**WORK TO BE COMPLETED**
Among the records below, find each line that includes the string "this" and copy it.

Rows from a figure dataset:
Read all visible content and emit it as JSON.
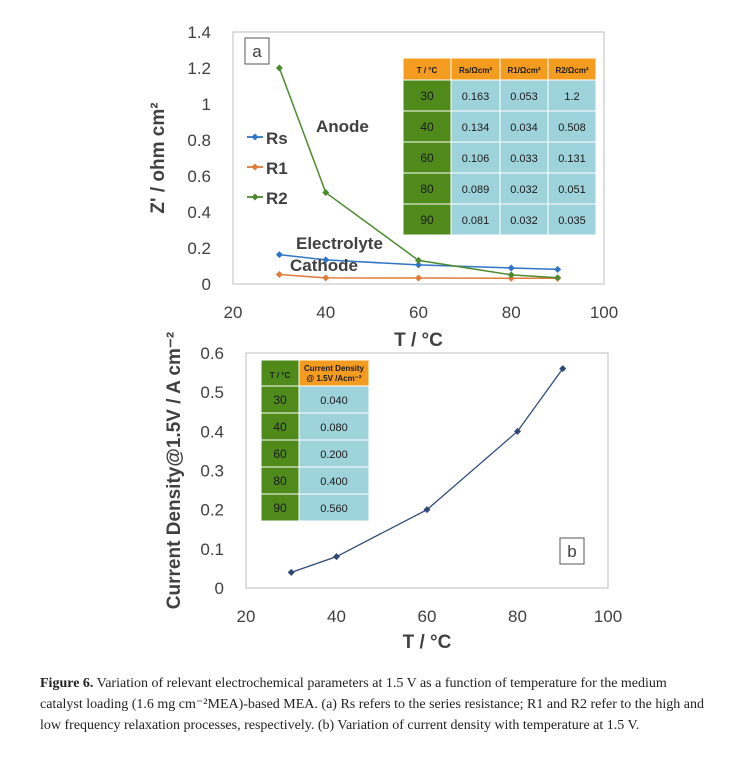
{
  "chart_data": [
    {
      "panel_label": "a",
      "type": "line",
      "xlabel": "T / °C",
      "ylabel": "Z' / ohm cm²",
      "xlim": [
        20,
        100
      ],
      "ylim": [
        0,
        1.4
      ],
      "xticks": [
        20,
        40,
        60,
        80,
        100
      ],
      "yticks": [
        0,
        0.2,
        0.4,
        0.6,
        0.8,
        1,
        1.2,
        1.4
      ],
      "x": [
        30,
        40,
        60,
        80,
        90
      ],
      "series": [
        {
          "name": "Rs",
          "values": [
            0.163,
            0.134,
            0.106,
            0.089,
            0.081
          ],
          "color": "#2e75c6",
          "annotation": "Electrolyte"
        },
        {
          "name": "R1",
          "values": [
            0.053,
            0.034,
            0.033,
            0.032,
            0.032
          ],
          "color": "#e07b39",
          "annotation": "Cathode"
        },
        {
          "name": "R2",
          "values": [
            1.2,
            0.508,
            0.131,
            0.051,
            0.035
          ],
          "color": "#4d8a2e",
          "annotation": "Anode"
        }
      ],
      "legend_placement": "left",
      "table": {
        "headers": [
          "T / °C",
          "Rs/Ωcm²",
          "R1/Ωcm²",
          "R2/Ωcm²"
        ],
        "rows": [
          [
            "30",
            "0.163",
            "0.053",
            "1.2"
          ],
          [
            "40",
            "0.134",
            "0.034",
            "0.508"
          ],
          [
            "60",
            "0.106",
            "0.033",
            "0.131"
          ],
          [
            "80",
            "0.089",
            "0.032",
            "0.051"
          ],
          [
            "90",
            "0.081",
            "0.032",
            "0.035"
          ]
        ]
      }
    },
    {
      "panel_label": "b",
      "type": "line",
      "xlabel": "T / °C",
      "ylabel": "Current Density@1.5V / A cm⁻²",
      "xlim": [
        20,
        100
      ],
      "ylim": [
        0,
        0.6
      ],
      "xticks": [
        20,
        40,
        60,
        80,
        100
      ],
      "yticks": [
        0,
        0.1,
        0.2,
        0.3,
        0.4,
        0.5,
        0.6
      ],
      "x": [
        30,
        40,
        60,
        80,
        90
      ],
      "series": [
        {
          "values": [
            0.04,
            0.08,
            0.2,
            0.4,
            0.56
          ],
          "color": "#2f4a7a"
        }
      ],
      "table": {
        "headers": [
          "T / °C",
          "Current Density @ 1.5V /Acm⁻²"
        ],
        "rows": [
          [
            "30",
            "0.040"
          ],
          [
            "40",
            "0.080"
          ],
          [
            "60",
            "0.200"
          ],
          [
            "80",
            "0.400"
          ],
          [
            "90",
            "0.560"
          ]
        ]
      }
    }
  ],
  "caption": {
    "label": "Figure 6.",
    "text": " Variation of relevant electrochemical parameters at 1.5 V as a function of temperature for the medium catalyst loading (1.6 mg cm⁻²MEA)-based MEA. (a) Rs refers to the series resistance; R1 and R2 refer to the high and low frequency relaxation processes, respectively. (b) Variation of current density with temperature at 1.5 V."
  },
  "colors": {
    "table_temp_bg": "#4f8a1b",
    "table_header_bg": "#f39c1f",
    "table_cell_bg": "#9fd3dc"
  }
}
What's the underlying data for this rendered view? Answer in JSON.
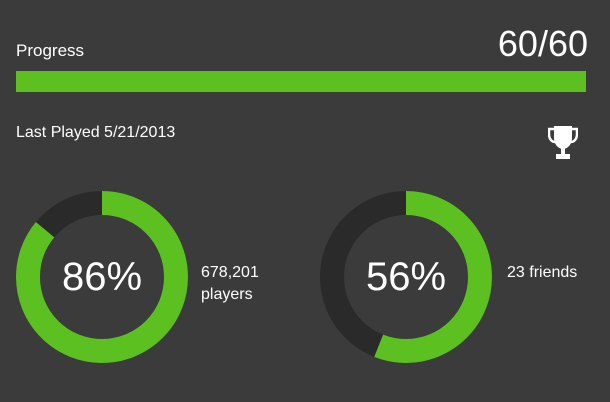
{
  "colors": {
    "accent": "#5cc021",
    "track": "#2a2a2a",
    "background": "#3b3b3b"
  },
  "progress": {
    "label": "Progress",
    "count": "60/60",
    "fraction": 1.0
  },
  "last_played": "Last Played 5/21/2013",
  "trophy": {
    "icon": "trophy-icon"
  },
  "stats": [
    {
      "percent_text": "86%",
      "percent": 86,
      "caption_line1": "678,201",
      "caption_line2": "players"
    },
    {
      "percent_text": "56%",
      "percent": 56,
      "caption_line1": "23 friends"
    }
  ]
}
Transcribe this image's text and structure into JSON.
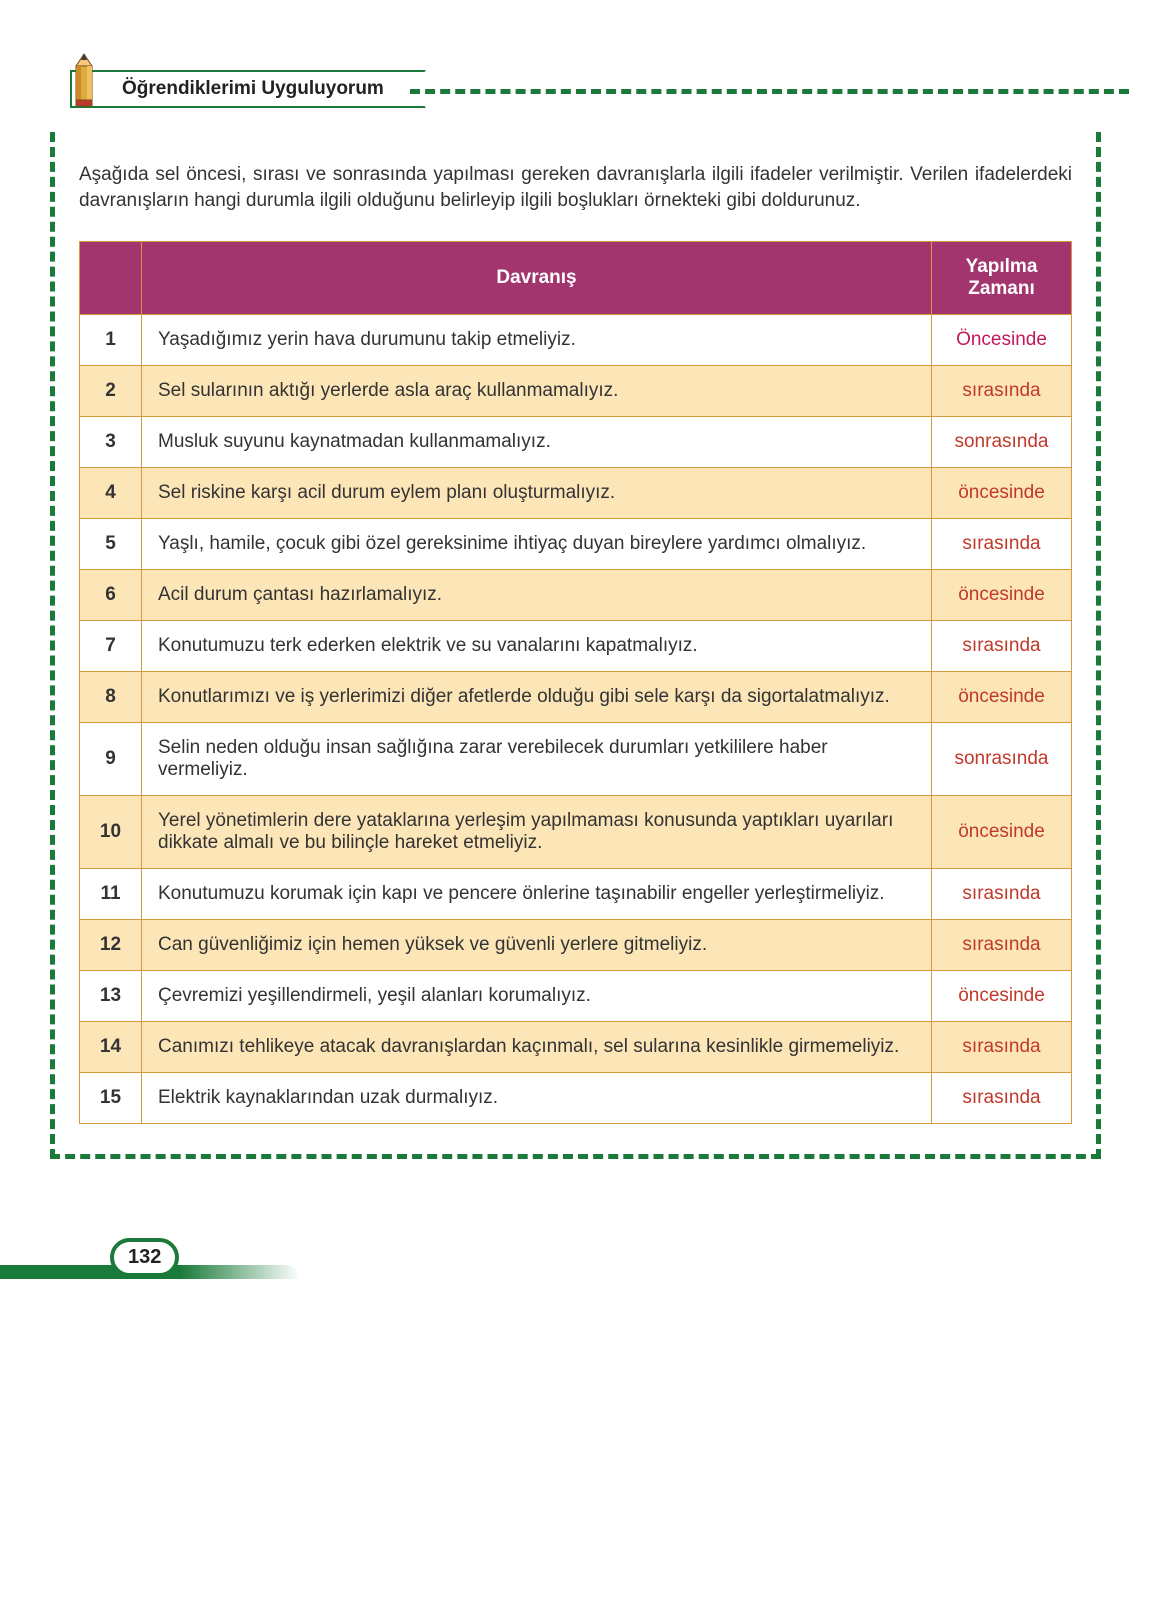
{
  "title": "Öğrendiklerimi Uyguluyorum",
  "intro": "Aşağıda sel öncesi, sırası ve sonrasında yapılması gereken davranışlarla ilgili ifadeler verilmiştir. Verilen ifadelerdeki davranışların hangi durumla ilgili olduğunu belirleyip ilgili boşlukları örnekteki gibi doldurunuz.",
  "columns": {
    "c1": "",
    "c2": "Davranış",
    "c3": "Yapılma Zamanı"
  },
  "rows": [
    {
      "n": "1",
      "text": "Yaşadığımız yerin hava durumunu takip etmeliyiz.",
      "zaman": "Öncesinde",
      "example": true
    },
    {
      "n": "2",
      "text": "Sel sularının aktığı yerlerde asla araç kullanmamalıyız.",
      "zaman": "sırasında",
      "example": false
    },
    {
      "n": "3",
      "text": "Musluk suyunu kaynatmadan kullanmamalıyız.",
      "zaman": "sonrasında",
      "example": false
    },
    {
      "n": "4",
      "text": "Sel riskine karşı acil durum eylem planı oluşturmalıyız.",
      "zaman": "öncesinde",
      "example": false
    },
    {
      "n": "5",
      "text": "Yaşlı, hamile, çocuk gibi özel gereksinime ihtiyaç duyan bireylere yardımcı olmalıyız.",
      "zaman": "sırasında",
      "example": false
    },
    {
      "n": "6",
      "text": "Acil durum çantası hazırlamalıyız.",
      "zaman": "öncesinde",
      "example": false
    },
    {
      "n": "7",
      "text": "Konutumuzu terk ederken elektrik ve su vanalarını kapatmalıyız.",
      "zaman": "sırasında",
      "example": false
    },
    {
      "n": "8",
      "text": "Konutlarımızı ve iş yerlerimizi diğer afetlerde olduğu gibi sele karşı da sigortalatmalıyız.",
      "zaman": "öncesinde",
      "example": false
    },
    {
      "n": "9",
      "text": "Selin neden olduğu insan sağlığına zarar verebilecek durumları yetkililere haber vermeliyiz.",
      "zaman": "sonrasında",
      "example": false
    },
    {
      "n": "10",
      "text": "Yerel yönetimlerin dere yataklarına yerleşim yapılmaması konusunda yaptıkları uyarıları dikkate almalı ve bu bilinçle hareket etmeliyiz.",
      "zaman": "öncesinde",
      "example": false
    },
    {
      "n": "11",
      "text": "Konutumuzu korumak için kapı ve pencere önlerine taşınabilir engeller yerleştirmeliyiz.",
      "zaman": "sırasında",
      "example": false
    },
    {
      "n": "12",
      "text": "Can güvenliğimiz için hemen yüksek ve güvenli yerlere gitmeliyiz.",
      "zaman": "sırasında",
      "example": false
    },
    {
      "n": "13",
      "text": "Çevremizi yeşillendirmeli, yeşil alanları korumalıyız.",
      "zaman": "öncesinde",
      "example": false
    },
    {
      "n": "14",
      "text": "Canımızı tehlikeye atacak davranışlardan kaçınmalı, sel sularına kesinlikle girmemeliyiz.",
      "zaman": "sırasında",
      "example": false
    },
    {
      "n": "15",
      "text": "Elektrik kaynaklarından uzak durmalıyız.",
      "zaman": "sırasında",
      "example": false
    }
  ],
  "pageNumber": "132",
  "colors": {
    "headerBg": "#a3356e",
    "borderGreen": "#1a7a3a",
    "cellBorder": "#d59a3e",
    "shadeRow": "#fce6b8",
    "exampleText": "#c2185b",
    "answerText": "#c0392b"
  }
}
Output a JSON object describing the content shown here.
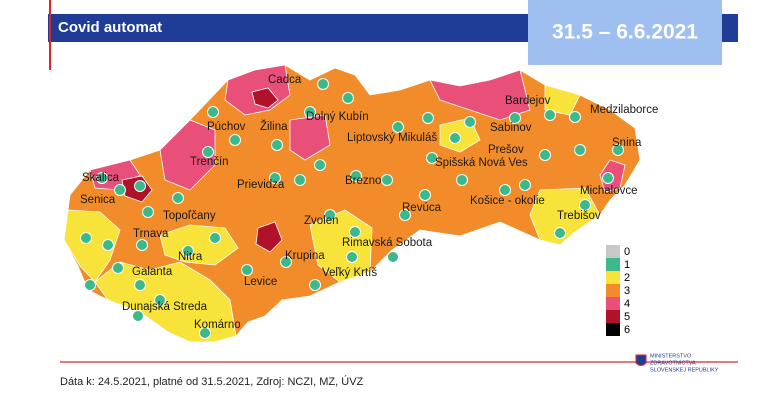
{
  "header": {
    "title": "Covid automat",
    "period": "31.5 – 6.6.2021"
  },
  "map": {
    "districts": [
      "Cadca",
      "Žilina",
      "Dolný Kubín",
      "Púchov",
      "Trenčín",
      "Liptovský Mikuláš",
      "Bardejov",
      "Medzilaborce",
      "Sabinov",
      "Prešov",
      "Snina",
      "Spišská Nová Ves",
      "Skalica",
      "Senica",
      "Prievidza",
      "Brezno",
      "Michalovce",
      "Topoľčany",
      "Revúca",
      "Košice - okolie",
      "Trebišov",
      "Zvolen",
      "Trnava",
      "Nitra",
      "Rimavská Sobota",
      "Krupina",
      "Galanta",
      "Levice",
      "Veľký Krtíš",
      "Dunajská Streda",
      "Komárno"
    ],
    "legend": [
      "0",
      "1",
      "2",
      "3",
      "4",
      "5",
      "6"
    ]
  },
  "footer": {
    "source": "Dáta k: 24.5.2021, platné od 31.5.2021, Zdroj: NCZI, MZ, ÚVZ",
    "logo": [
      "MINISTERSTVO",
      "ZDRAVOTNÍCTVA",
      "SLOVENSKEJ REPUBLIKY"
    ]
  }
}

**RESPONSE TO THE TASK**
What's the underlying data for this rendered view? Answer in JSON.
Transcribe this image's text and structure into JSON.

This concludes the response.